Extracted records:
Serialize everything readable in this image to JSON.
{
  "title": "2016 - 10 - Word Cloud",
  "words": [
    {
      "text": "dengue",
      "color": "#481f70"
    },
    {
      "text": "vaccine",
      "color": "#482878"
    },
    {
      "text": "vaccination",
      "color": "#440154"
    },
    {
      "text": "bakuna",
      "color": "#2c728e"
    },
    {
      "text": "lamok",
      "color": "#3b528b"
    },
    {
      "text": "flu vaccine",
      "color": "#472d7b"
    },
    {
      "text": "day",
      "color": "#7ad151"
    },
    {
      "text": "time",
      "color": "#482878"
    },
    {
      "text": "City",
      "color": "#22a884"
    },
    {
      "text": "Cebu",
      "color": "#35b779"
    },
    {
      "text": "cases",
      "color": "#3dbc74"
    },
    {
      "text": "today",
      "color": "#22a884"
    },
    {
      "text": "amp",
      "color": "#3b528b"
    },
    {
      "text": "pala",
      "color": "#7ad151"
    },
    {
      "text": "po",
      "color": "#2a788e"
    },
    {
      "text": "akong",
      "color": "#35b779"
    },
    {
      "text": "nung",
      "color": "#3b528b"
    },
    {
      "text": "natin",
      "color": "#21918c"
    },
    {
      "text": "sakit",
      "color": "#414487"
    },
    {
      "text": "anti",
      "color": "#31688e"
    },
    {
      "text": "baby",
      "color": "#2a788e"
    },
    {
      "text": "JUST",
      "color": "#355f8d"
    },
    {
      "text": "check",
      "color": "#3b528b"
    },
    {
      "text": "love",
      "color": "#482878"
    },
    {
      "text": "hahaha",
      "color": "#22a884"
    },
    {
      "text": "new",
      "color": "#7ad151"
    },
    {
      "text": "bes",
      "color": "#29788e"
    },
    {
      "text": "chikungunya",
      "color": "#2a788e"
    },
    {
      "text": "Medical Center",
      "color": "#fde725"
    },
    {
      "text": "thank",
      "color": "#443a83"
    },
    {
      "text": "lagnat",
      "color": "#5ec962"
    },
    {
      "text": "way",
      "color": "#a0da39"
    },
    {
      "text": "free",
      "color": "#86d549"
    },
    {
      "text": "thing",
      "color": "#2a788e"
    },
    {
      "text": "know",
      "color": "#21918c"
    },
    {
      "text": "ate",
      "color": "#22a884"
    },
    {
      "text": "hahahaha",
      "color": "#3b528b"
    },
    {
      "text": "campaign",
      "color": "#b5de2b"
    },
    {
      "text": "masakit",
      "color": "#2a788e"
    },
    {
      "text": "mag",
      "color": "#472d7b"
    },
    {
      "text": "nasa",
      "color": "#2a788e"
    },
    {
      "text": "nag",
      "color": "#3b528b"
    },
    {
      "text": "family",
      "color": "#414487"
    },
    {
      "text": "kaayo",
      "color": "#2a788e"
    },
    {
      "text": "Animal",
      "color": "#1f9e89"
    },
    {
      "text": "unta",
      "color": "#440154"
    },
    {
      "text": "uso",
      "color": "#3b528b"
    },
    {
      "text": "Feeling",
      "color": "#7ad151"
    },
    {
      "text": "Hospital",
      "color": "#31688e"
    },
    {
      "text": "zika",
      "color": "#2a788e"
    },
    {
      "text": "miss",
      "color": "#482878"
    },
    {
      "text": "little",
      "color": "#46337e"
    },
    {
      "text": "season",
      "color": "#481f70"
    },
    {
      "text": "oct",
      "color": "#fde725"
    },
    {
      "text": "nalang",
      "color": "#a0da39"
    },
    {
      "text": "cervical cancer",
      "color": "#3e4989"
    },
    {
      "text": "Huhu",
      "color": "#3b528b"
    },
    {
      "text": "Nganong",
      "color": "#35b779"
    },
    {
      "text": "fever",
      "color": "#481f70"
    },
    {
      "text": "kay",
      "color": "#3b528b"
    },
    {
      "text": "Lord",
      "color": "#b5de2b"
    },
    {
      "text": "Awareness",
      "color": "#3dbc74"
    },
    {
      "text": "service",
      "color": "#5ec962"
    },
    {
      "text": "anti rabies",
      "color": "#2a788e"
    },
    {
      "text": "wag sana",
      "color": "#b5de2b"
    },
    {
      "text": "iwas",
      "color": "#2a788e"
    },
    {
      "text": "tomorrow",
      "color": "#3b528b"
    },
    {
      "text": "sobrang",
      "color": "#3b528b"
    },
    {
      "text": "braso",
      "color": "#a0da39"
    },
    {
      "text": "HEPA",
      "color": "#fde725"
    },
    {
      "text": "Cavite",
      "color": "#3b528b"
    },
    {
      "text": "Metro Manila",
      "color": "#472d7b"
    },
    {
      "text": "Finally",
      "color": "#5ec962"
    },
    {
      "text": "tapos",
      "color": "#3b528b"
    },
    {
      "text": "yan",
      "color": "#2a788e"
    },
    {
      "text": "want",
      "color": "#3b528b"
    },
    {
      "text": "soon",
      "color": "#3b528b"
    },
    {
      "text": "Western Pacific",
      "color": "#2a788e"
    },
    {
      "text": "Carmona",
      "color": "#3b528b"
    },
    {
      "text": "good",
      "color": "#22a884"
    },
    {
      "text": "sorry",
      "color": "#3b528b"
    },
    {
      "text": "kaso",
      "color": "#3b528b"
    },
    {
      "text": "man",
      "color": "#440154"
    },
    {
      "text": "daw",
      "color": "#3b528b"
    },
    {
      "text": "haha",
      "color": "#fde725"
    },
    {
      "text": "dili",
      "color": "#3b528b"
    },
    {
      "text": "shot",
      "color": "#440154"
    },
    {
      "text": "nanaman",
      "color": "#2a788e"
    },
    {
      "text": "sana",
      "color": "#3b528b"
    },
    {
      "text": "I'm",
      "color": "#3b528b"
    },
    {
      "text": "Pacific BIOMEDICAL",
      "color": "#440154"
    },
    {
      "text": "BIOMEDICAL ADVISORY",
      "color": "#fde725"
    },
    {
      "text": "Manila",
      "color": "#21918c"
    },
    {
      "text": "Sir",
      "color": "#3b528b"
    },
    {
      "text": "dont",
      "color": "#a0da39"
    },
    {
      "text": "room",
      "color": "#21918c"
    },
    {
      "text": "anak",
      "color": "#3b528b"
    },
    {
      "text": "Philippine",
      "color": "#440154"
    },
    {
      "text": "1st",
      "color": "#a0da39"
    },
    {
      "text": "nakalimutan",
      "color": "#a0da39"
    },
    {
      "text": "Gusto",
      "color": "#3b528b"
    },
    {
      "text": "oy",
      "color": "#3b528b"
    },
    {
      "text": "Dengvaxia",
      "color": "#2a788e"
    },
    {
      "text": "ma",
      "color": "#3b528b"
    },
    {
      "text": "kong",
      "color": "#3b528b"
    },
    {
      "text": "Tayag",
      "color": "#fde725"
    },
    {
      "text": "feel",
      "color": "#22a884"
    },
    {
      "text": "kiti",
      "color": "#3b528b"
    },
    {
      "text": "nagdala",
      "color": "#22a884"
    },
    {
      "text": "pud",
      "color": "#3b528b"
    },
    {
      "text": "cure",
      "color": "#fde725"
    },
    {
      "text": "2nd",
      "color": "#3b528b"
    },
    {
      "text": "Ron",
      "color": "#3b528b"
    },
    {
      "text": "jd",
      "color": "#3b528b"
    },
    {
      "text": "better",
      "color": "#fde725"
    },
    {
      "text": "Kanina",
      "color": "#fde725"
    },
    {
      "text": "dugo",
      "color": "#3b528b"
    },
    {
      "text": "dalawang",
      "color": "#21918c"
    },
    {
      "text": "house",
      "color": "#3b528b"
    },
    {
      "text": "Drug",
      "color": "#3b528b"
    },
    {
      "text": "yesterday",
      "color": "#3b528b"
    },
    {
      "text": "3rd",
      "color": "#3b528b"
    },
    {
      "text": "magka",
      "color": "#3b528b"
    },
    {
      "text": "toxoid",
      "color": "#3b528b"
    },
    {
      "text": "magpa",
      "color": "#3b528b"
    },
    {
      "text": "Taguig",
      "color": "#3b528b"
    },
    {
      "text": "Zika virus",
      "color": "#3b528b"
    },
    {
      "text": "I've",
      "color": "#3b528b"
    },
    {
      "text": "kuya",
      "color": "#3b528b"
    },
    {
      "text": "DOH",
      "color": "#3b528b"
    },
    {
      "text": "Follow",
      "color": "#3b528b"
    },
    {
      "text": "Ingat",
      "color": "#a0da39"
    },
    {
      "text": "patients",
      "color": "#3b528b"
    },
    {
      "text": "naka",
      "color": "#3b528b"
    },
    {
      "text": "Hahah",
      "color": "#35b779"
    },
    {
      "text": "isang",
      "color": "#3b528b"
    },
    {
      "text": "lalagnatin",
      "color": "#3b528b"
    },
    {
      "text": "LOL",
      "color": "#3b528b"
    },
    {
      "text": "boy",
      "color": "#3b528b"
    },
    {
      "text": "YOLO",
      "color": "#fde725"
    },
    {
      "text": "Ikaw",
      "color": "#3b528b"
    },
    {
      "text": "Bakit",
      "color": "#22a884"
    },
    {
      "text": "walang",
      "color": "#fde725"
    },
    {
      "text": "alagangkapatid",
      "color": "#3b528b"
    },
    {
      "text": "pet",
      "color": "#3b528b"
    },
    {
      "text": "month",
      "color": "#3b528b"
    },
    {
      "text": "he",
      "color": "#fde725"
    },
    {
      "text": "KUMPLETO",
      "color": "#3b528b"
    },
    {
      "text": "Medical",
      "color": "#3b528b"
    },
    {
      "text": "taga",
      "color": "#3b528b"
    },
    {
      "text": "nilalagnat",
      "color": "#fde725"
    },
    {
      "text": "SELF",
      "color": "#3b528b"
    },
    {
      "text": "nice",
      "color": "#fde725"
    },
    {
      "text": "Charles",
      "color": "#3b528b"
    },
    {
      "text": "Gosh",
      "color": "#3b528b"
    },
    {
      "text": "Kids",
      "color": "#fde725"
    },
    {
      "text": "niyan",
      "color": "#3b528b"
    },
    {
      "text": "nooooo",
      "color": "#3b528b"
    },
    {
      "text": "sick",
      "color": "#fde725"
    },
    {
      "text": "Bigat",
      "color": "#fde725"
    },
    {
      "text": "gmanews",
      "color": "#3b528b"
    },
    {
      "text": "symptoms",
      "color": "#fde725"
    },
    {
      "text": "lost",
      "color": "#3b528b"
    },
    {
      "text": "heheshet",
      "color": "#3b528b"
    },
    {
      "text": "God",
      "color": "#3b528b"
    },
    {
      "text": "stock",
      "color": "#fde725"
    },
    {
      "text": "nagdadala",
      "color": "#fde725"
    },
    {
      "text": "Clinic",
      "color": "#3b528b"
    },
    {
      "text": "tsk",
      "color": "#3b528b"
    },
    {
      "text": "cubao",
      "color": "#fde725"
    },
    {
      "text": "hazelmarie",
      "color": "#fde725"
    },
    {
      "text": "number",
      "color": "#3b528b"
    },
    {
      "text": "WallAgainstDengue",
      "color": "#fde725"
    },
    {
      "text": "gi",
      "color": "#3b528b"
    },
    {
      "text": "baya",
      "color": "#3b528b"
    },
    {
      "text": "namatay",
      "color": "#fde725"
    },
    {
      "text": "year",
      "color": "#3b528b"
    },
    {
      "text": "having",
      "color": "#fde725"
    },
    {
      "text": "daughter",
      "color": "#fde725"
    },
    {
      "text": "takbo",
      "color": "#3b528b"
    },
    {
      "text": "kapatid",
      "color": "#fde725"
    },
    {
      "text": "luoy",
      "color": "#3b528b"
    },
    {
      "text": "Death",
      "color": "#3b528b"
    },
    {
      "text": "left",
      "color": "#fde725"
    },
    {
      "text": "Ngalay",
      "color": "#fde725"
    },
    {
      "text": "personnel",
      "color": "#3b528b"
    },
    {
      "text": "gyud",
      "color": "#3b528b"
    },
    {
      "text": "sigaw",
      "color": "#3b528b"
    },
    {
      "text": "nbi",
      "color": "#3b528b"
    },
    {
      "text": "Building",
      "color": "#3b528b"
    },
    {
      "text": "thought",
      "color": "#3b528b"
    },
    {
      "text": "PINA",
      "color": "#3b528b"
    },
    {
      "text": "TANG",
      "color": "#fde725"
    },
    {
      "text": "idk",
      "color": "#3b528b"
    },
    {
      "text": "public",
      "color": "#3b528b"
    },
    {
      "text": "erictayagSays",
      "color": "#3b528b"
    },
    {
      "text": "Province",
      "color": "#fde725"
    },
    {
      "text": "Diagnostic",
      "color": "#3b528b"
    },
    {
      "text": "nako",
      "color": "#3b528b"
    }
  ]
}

**PROBLEM DESCRIPTION:** Report each line of the entries where the word "BIOMEDICAL" occurs.

**RESPONSE TO THIS TASK:**
      "text": "Pacific BIOMEDICAL",
      "text": "BIOMEDICAL ADVISORY",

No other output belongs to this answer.